Make an exact copy of the listing below.

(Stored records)
☆ ☆ ☆ ☆

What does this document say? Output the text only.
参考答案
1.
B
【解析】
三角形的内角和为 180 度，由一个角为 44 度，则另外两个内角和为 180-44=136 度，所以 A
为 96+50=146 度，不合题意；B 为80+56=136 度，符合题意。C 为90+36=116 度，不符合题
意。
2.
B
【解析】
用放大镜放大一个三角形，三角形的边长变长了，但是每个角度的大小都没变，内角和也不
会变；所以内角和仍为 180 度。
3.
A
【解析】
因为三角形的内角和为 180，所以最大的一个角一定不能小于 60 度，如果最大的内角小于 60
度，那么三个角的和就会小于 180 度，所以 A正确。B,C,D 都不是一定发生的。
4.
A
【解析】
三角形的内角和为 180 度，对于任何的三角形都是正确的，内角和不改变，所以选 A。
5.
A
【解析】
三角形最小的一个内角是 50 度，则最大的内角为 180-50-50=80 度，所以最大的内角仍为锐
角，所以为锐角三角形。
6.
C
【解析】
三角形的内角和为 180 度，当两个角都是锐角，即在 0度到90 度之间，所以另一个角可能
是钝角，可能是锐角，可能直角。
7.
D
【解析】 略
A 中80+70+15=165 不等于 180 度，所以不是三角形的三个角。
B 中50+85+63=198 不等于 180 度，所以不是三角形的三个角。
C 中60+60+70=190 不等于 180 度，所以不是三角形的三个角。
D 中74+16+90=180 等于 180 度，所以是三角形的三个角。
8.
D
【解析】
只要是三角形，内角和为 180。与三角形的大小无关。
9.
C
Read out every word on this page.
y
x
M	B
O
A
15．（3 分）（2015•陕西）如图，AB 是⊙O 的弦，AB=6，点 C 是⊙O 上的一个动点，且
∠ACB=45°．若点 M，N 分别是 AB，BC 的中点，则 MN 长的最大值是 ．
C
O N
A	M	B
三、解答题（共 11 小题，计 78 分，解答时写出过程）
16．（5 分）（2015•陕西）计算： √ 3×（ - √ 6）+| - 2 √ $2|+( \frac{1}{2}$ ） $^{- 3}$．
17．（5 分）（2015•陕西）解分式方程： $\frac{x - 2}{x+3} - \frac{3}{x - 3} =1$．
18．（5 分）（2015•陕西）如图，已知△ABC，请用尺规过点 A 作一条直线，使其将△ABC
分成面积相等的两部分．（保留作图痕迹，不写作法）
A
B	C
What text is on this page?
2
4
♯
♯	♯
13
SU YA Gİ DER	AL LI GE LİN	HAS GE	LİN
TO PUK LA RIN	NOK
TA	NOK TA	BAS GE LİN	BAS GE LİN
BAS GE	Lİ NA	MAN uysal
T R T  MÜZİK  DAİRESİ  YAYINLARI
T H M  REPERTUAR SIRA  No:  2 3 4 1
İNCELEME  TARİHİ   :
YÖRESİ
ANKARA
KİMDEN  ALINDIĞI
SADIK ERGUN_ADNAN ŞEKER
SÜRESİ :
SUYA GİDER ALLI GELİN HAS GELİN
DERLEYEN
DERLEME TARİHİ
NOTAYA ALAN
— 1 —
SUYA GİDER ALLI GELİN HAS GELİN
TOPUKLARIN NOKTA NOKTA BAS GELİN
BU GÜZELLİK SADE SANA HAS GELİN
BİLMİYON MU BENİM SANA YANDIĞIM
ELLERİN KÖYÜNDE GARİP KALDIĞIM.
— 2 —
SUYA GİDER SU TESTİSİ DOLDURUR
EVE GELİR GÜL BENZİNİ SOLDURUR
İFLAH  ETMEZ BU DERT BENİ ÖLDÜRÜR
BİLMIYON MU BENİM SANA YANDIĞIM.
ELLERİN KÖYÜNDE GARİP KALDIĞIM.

☆ ☆ ☆ ☆

# Task response:
What does this document say? Output the text only.
参考答案
1.
B
【解析】
三角形的内角和为 180 度，由一个角为 44 度，则另外两个内角和为 180-44=136 度，所以 A
为 96+50=146 度，不合题意；B 为80+56=136 度，符合题意。C 为90+36=116 度，不符合题
意。
2.
B
【解析】
用放大镜放大一个三角形，三角形的边长变长了，但是每个角度的大小都没变，内角和也不
会变；所以内角和仍为 180 度。
3.
A
【解析】
因为三角形的内角和为 180，所以最大的一个角一定不能小于 60 度，如果最大的内角小于 60
度，那么三个角的和就会小于 180 度，所以 A正确。B,C,D 都不是一定发生的。
4.
A
【解析】
三角形的内角和为 180 度，对于任何的三角形都是正确的，内角和不改变，所以选 A。
5.
A
【解析】
三角形最小的一个内角是 50 度，则最大的内角为 180-50-50=80 度，所以最大的内角仍为锐
角，所以为锐角三角形。
6.
C
【解析】
三角形的内角和为 180 度，当两个角都是锐角，即在 0度到90 度之间，所以另一个角可能
是钝角，可能是锐角，可能直角。
7.
D
【解析】 略
A 中80+70+15=165 不等于 180 度，所以不是三角形的三个角。
B 中50+85+63=198 不等于 180 度，所以不是三角形的三个角。
C 中60+60+70=190 不等于 180 度，所以不是三角形的三个角。
D 中74+16+90=180 等于 180 度，所以是三角形的三个角。
8.
D
【解析】
只要是三角形，内角和为 180。与三角形的大小无关。
9.
C
Read out every word on this page.
y
x
M	B
O
A
15．（3 分）（2015•陕西）如图，AB 是⊙O 的弦，AB=6，点 C 是⊙O 上的一个动点，且
∠ACB=45°．若点 M，N 分别是 AB，BC 的中点，则 MN 长的最大值是 ．
C
O N
A	M	B
三、解答题（共 11 小题，计 78 分，解答时写出过程）
16．（5 分）（2015•陕西）计算： √ 3×（ - √ 6）+| - 2 √ $2|+( \frac{1}{2}$ ） $^{- 3}$．
17．（5 分）（2015•陕西）解分式方程： $\frac{x - 2}{x+3} - \frac{3}{x - 3} =1$．
18．（5 分）（2015•陕西）如图，已知△ABC，请用尺规过点 A 作一条直线，使其将△ABC
分成面积相等的两部分．（保留作图痕迹，不写作法）
A
B	C
What text is on this page?
2
4
♯
♯	♯
13
SU YA Gİ DER	AL LI GE LİN	HAS GE	LİN
TO PUK LA RIN	NOK
TA	NOK TA	BAS GE LİN	BAS GE LİN
BAS GE	Lİ NA	MAN uysal
T R T  MÜZİK  DAİRESİ  YAYINLARI
T H M  REPERTUAR SIRA  No:  2 3 4 1
İNCELEME  TARİHİ   :
YÖRESİ
ANKARA
KİMDEN  ALINDIĞI
SADIK ERGUN_ADNAN ŞEKER
SÜRESİ :
SUYA GİDER ALLI GELİN HAS GELİN
DERLEYEN
DERLEME TARİHİ
NOTAYA ALAN
— 1 —
SUYA GİDER ALLI GELİN HAS GELİN
TOPUKLARIN NOKTA NOKTA BAS GELİN
BU GÜZELLİK SADE SANA HAS GELİN
BİLMİYON MU BENİM SANA YANDIĞIM
ELLERİN KÖYÜNDE GARİP KALDIĞIM.
— 2 —
SUYA GİDER SU TESTİSİ DOLDURUR
EVE GELİR GÜL BENZİNİ SOLDURUR
İFLAH  ETMEZ BU DERT BENİ ÖLDÜRÜR
BİLMIYON MU BENİM SANA YANDIĞIM.
ELLERİN KÖYÜNDE GARİP KALDIĞIM.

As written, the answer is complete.